━━━━━ Given records
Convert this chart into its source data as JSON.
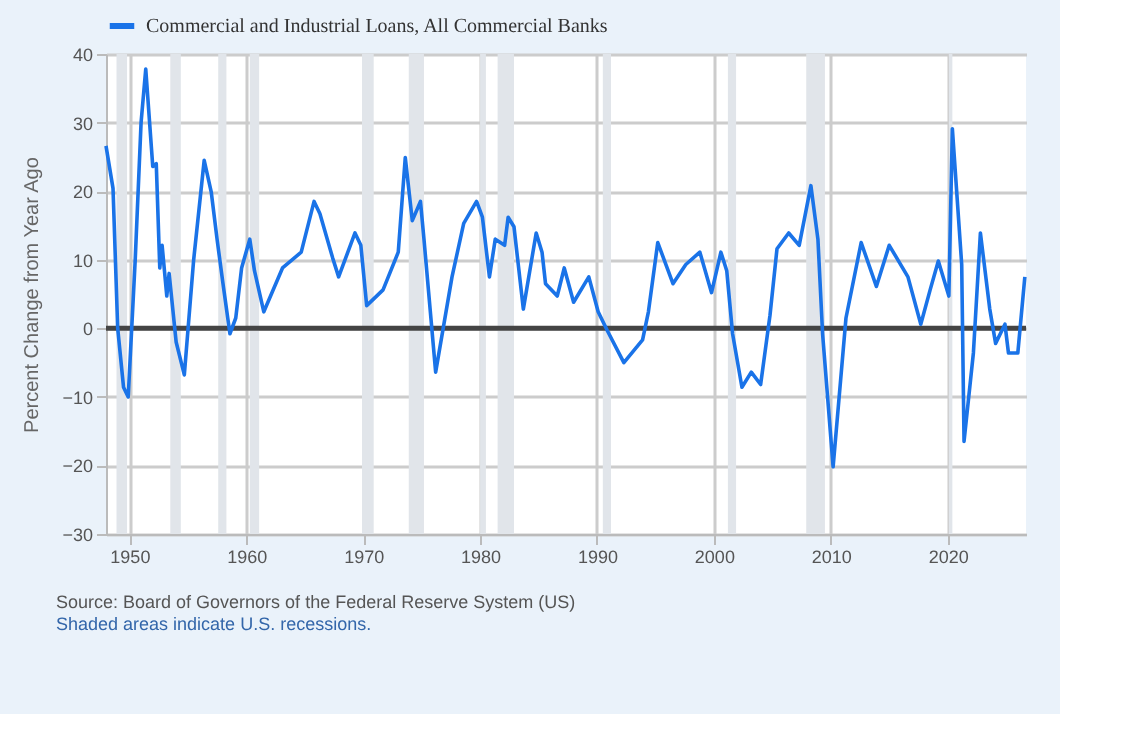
{
  "chart_data": {
    "type": "line",
    "ylabel": "Percent Change from Year Ago",
    "xlim": [
      1948,
      2026.7
    ],
    "xticks": [
      1950,
      1960,
      1970,
      1980,
      1990,
      2000,
      2010,
      2020
    ],
    "ylim": [
      -30,
      40
    ],
    "yticks": [
      -30,
      -20,
      -10,
      0,
      10,
      20,
      30,
      40
    ],
    "grid": true,
    "legend": "top left",
    "marker": "none",
    "line_style": "solid",
    "series": [
      {
        "name": "Commercial and Industrial Loans, All Commercial Banks",
        "color": "#1a73e8",
        "x": [
          1948.0,
          1948.6,
          1949.0,
          1949.5,
          1949.9,
          1950.5,
          1951.0,
          1951.4,
          1952.0,
          1952.3,
          1952.6,
          1952.8,
          1953.2,
          1953.4,
          1954.0,
          1954.7,
          1955.5,
          1956.4,
          1957.0,
          1957.5,
          1958.0,
          1958.6,
          1959.1,
          1959.6,
          1960.3,
          1960.7,
          1961.5,
          1963.1,
          1964.7,
          1965.8,
          1966.3,
          1967.4,
          1967.9,
          1969.3,
          1969.8,
          1970.3,
          1971.7,
          1973.0,
          1973.6,
          1974.2,
          1974.9,
          1975.2,
          1976.2,
          1977.6,
          1978.6,
          1979.7,
          1980.2,
          1980.8,
          1981.3,
          1982.1,
          1982.4,
          1982.9,
          1983.7,
          1984.8,
          1985.3,
          1985.6,
          1986.6,
          1987.2,
          1988.0,
          1989.3,
          1990.1,
          1990.9,
          1992.3,
          1993.9,
          1994.4,
          1995.2,
          1996.5,
          1997.6,
          1998.8,
          1999.8,
          2000.6,
          2001.1,
          2001.6,
          2002.4,
          2003.2,
          2004.0,
          2004.8,
          2005.4,
          2006.4,
          2007.3,
          2008.3,
          2008.9,
          2009.3,
          2010.2,
          2011.3,
          2012.6,
          2013.9,
          2015.0,
          2016.6,
          2017.7,
          2018.5,
          2019.2,
          2020.1,
          2020.4,
          2021.2,
          2021.4,
          2022.2,
          2022.8,
          2023.6,
          2024.1,
          2024.9,
          2025.2,
          2026.0,
          2026.6
        ],
        "values": [
          26.6,
          20.4,
          0,
          -8.6,
          -10.0,
          10,
          30,
          37.8,
          23.6,
          24,
          8.8,
          12.1,
          4.7,
          8,
          -2,
          -6.8,
          10,
          24.5,
          19.9,
          13,
          6.6,
          -0.8,
          1.5,
          8.8,
          13,
          8.4,
          2.4,
          8.8,
          11.1,
          18.5,
          16.7,
          10.2,
          7.5,
          13.9,
          12.1,
          3.3,
          5.6,
          11.1,
          24.9,
          15.7,
          18.5,
          13,
          -6.4,
          7.5,
          15.3,
          18.5,
          16.2,
          7.5,
          13,
          12.1,
          16.2,
          14.8,
          2.8,
          13.9,
          11.1,
          6.5,
          4.7,
          8.8,
          3.8,
          7.5,
          2.4,
          -0.4,
          -5.0,
          -1.7,
          2.4,
          12.5,
          6.5,
          9.3,
          11.1,
          5.2,
          11.1,
          8.4,
          -0.8,
          -8.6,
          -6.4,
          -8.2,
          1.9,
          11.6,
          13.9,
          12.1,
          20.8,
          13,
          -0.8,
          -20.2,
          1.5,
          12.5,
          6.1,
          12.1,
          7.5,
          0.6,
          5.6,
          9.8,
          4.7,
          29.1,
          9.3,
          -16.5,
          -3.6,
          13.9,
          2.8,
          -2.2,
          0.6,
          -3.6,
          -3.6,
          7.5
        ]
      }
    ],
    "ref_lines": [
      {
        "axis": "y",
        "value": 0,
        "color": "#444444"
      }
    ],
    "bands": [
      {
        "axis": "x",
        "from": 1948.9,
        "to": 1949.8,
        "color": "#e1e5ea"
      },
      {
        "axis": "x",
        "from": 1953.5,
        "to": 1954.4,
        "color": "#e1e5ea"
      },
      {
        "axis": "x",
        "from": 1957.6,
        "to": 1958.3,
        "color": "#e1e5ea"
      },
      {
        "axis": "x",
        "from": 1960.3,
        "to": 1961.1,
        "color": "#e1e5ea"
      },
      {
        "axis": "x",
        "from": 1969.9,
        "to": 1970.9,
        "color": "#e1e5ea"
      },
      {
        "axis": "x",
        "from": 1973.9,
        "to": 1975.2,
        "color": "#e1e5ea"
      },
      {
        "axis": "x",
        "from": 1980.0,
        "to": 1980.5,
        "color": "#e1e5ea"
      },
      {
        "axis": "x",
        "from": 1981.5,
        "to": 1982.9,
        "color": "#e1e5ea"
      },
      {
        "axis": "x",
        "from": 1990.5,
        "to": 1991.2,
        "color": "#e1e5ea"
      },
      {
        "axis": "x",
        "from": 2001.2,
        "to": 2001.9,
        "color": "#e1e5ea"
      },
      {
        "axis": "x",
        "from": 2007.9,
        "to": 2009.5,
        "color": "#e1e5ea"
      },
      {
        "axis": "x",
        "from": 2020.1,
        "to": 2020.4,
        "color": "#e1e5ea"
      }
    ],
    "annotations": [
      "Source: Board of Governors of the Federal Reserve System (US)",
      "Shaded areas indicate U.S. recessions."
    ]
  }
}
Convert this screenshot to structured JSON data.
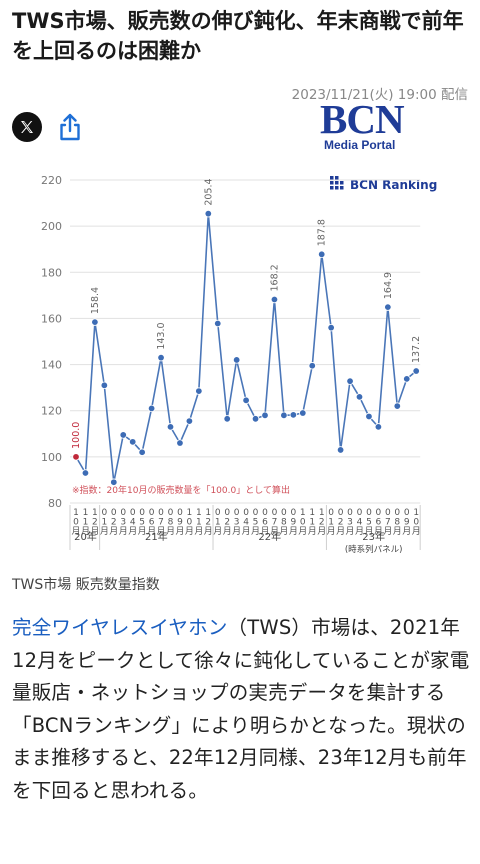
{
  "article": {
    "headline": "TWS市場、販売数の伸び鈍化、年末商戦で前年を上回るのは困難か",
    "dateline": "2023/11/21(火) 19:00 配信",
    "logo_main": "BCN",
    "logo_sub": "Media Portal",
    "caption": "TWS市場 販売数量指数",
    "body_link": "完全ワイヤレスイヤホン",
    "body_rest": "（TWS）市場は、2021年12月をピークとして徐々に鈍化していることが家電量販店・ネットショップの実売データを集計する「BCNランキング」により明らかとなった。現状のまま推移すると、22年12月同様、23年12月も前年を下回ると思われる。"
  },
  "share": {
    "x_icon": "x-logo-icon",
    "share_icon": "share-icon"
  },
  "chart_data": {
    "type": "line",
    "brand": "BCN Ranking",
    "note": "※指数：20年10月の販売数量を「100.0」として算出",
    "x": [
      "20-10",
      "20-11",
      "20-12",
      "21-01",
      "21-02",
      "21-03",
      "21-04",
      "21-05",
      "21-06",
      "21-07",
      "21-08",
      "21-09",
      "21-10",
      "21-11",
      "21-12",
      "22-01",
      "22-02",
      "22-03",
      "22-04",
      "22-05",
      "22-06",
      "22-07",
      "22-08",
      "22-09",
      "22-10",
      "22-11",
      "22-12",
      "23-01",
      "23-02",
      "23-03",
      "23-04",
      "23-05",
      "23-06",
      "23-07",
      "23-08",
      "23-09",
      "23-10"
    ],
    "tick_labels": [
      "10月",
      "11月",
      "12月",
      "01月",
      "02月",
      "03月",
      "04月",
      "05月",
      "06月",
      "07月",
      "08月",
      "09月",
      "10月",
      "11月",
      "12月",
      "01月",
      "02月",
      "03月",
      "04月",
      "05月",
      "06月",
      "07月",
      "08月",
      "09月",
      "10月",
      "11月",
      "12月",
      "01月",
      "02月",
      "03月",
      "04月",
      "05月",
      "06月",
      "07月",
      "08月",
      "09月",
      "10月"
    ],
    "years": [
      {
        "label": "20年",
        "start": 0,
        "end": 2
      },
      {
        "label": "21年",
        "start": 3,
        "end": 14
      },
      {
        "label": "22年",
        "start": 15,
        "end": 26
      },
      {
        "label": "23年",
        "start": 27,
        "end": 36
      }
    ],
    "year_note": "(時系列パネル)",
    "values": [
      100.0,
      93.0,
      158.4,
      131.0,
      89.0,
      109.5,
      106.5,
      102.0,
      121.0,
      143.0,
      113.0,
      106.0,
      115.5,
      128.5,
      205.4,
      157.8,
      116.5,
      142.0,
      124.5,
      116.5,
      118.0,
      168.2,
      118.0,
      118.2,
      119.0,
      139.5,
      187.8,
      156.0,
      103.0,
      132.8,
      126.0,
      117.5,
      113.0,
      164.9,
      122.0,
      133.8,
      137.2
    ],
    "labels": [
      {
        "index": 0,
        "text": "100.0",
        "highlight": true
      },
      {
        "index": 2,
        "text": "158.4"
      },
      {
        "index": 9,
        "text": "143.0"
      },
      {
        "index": 14,
        "text": "205.4"
      },
      {
        "index": 21,
        "text": "168.2"
      },
      {
        "index": 26,
        "text": "187.8"
      },
      {
        "index": 33,
        "text": "164.9"
      },
      {
        "index": 36,
        "text": "137.2"
      }
    ],
    "yticks": [
      80,
      100,
      120,
      140,
      160,
      180,
      200,
      220
    ],
    "ylim": [
      80,
      220
    ],
    "grid": true,
    "colors": {
      "line": "#4a76b8",
      "marker": "#3d6cb5",
      "highlight": "#c0283a",
      "grid": "#e1e1e1",
      "note": "#d0505a",
      "brand": "#1f3c97"
    }
  }
}
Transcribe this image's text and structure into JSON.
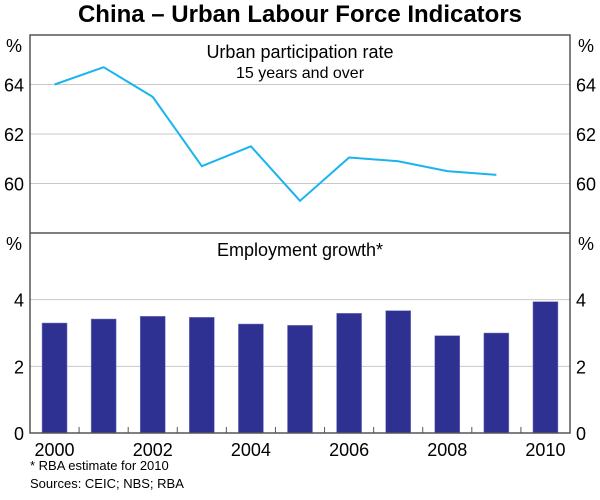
{
  "chart_data": [
    {
      "type": "line",
      "title": "China – Urban Labour Force Indicators",
      "panel_title": "Urban participation rate",
      "panel_subtitle": "15 years and over",
      "ylabel": "%",
      "ylim": [
        58,
        66
      ],
      "yticks": [
        60,
        62,
        64
      ],
      "grid": true,
      "color": "#19B4F0",
      "x": [
        2000,
        2001,
        2002,
        2003,
        2004,
        2005,
        2006,
        2007,
        2008,
        2009
      ],
      "values": [
        64.0,
        64.7,
        63.5,
        60.7,
        61.5,
        59.3,
        61.05,
        60.9,
        60.5,
        60.35
      ]
    },
    {
      "type": "bar",
      "panel_title": "Employment growth*",
      "ylabel": "%",
      "ylim": [
        0,
        6
      ],
      "yticks": [
        0,
        2,
        4
      ],
      "grid": true,
      "color": "#2E3192",
      "categories": [
        2000,
        2001,
        2002,
        2003,
        2004,
        2005,
        2006,
        2007,
        2008,
        2009,
        2010
      ],
      "xticklabels": [
        "2000",
        "2002",
        "2004",
        "2006",
        "2008",
        "2010"
      ],
      "values": [
        3.3,
        3.42,
        3.5,
        3.47,
        3.27,
        3.23,
        3.59,
        3.67,
        2.92,
        3.0,
        3.94
      ]
    }
  ],
  "footnote": "*     RBA estimate for 2010",
  "sources": "Sources: CEIC; NBS; RBA"
}
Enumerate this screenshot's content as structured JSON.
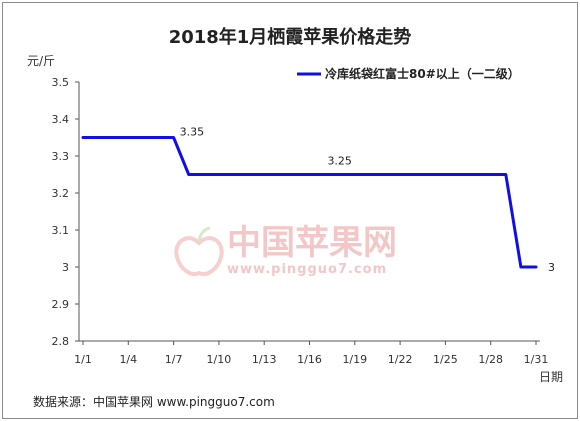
{
  "chart_data": {
    "type": "line",
    "title": "2018年1月栖霞苹果价格走势",
    "ylabel": "元/斤",
    "xlabel": "日期",
    "ylim": [
      2.8,
      3.5
    ],
    "y_ticks": [
      "3.5",
      "3.4",
      "3.3",
      "3.2",
      "3.1",
      "3",
      "2.9",
      "2.8"
    ],
    "x_ticks": [
      "1/1",
      "1/4",
      "1/7",
      "1/10",
      "1/13",
      "1/16",
      "1/19",
      "1/22",
      "1/25",
      "1/28",
      "1/31"
    ],
    "grid": false,
    "legend_position": "top-right",
    "series": [
      {
        "name": "冷库纸袋红富士80#以上（一二级）",
        "color": "#1010e6",
        "x": [
          1,
          2,
          3,
          4,
          5,
          6,
          7,
          8,
          9,
          10,
          11,
          12,
          13,
          14,
          15,
          16,
          17,
          18,
          19,
          20,
          21,
          22,
          23,
          24,
          25,
          26,
          27,
          28,
          29,
          30,
          31
        ],
        "values": [
          3.35,
          3.35,
          3.35,
          3.35,
          3.35,
          3.35,
          3.35,
          3.25,
          3.25,
          3.25,
          3.25,
          3.25,
          3.25,
          3.25,
          3.25,
          3.25,
          3.25,
          3.25,
          3.25,
          3.25,
          3.25,
          3.25,
          3.25,
          3.25,
          3.25,
          3.25,
          3.25,
          3.25,
          3.25,
          3.0,
          3.0
        ]
      }
    ],
    "annotations": [
      {
        "text": "3.35",
        "x": 7,
        "y": 3.35
      },
      {
        "text": "3.25",
        "x": 18,
        "y": 3.25
      },
      {
        "text": "3",
        "x": 31,
        "y": 3.0
      }
    ]
  },
  "watermark": {
    "name": "中国苹果网",
    "url": "www.pingguo7.com"
  },
  "source": "数据来源：中国苹果网 www.pingguo7.com"
}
━━━━━━━━━━
◆ **Given task**: Search the lines above for the string "Urban" and copy each line that has it.

◆ **Full solution**:
      "title": "China – Urban Labour Force Indicators",
      "panel_title": "Urban participation rate",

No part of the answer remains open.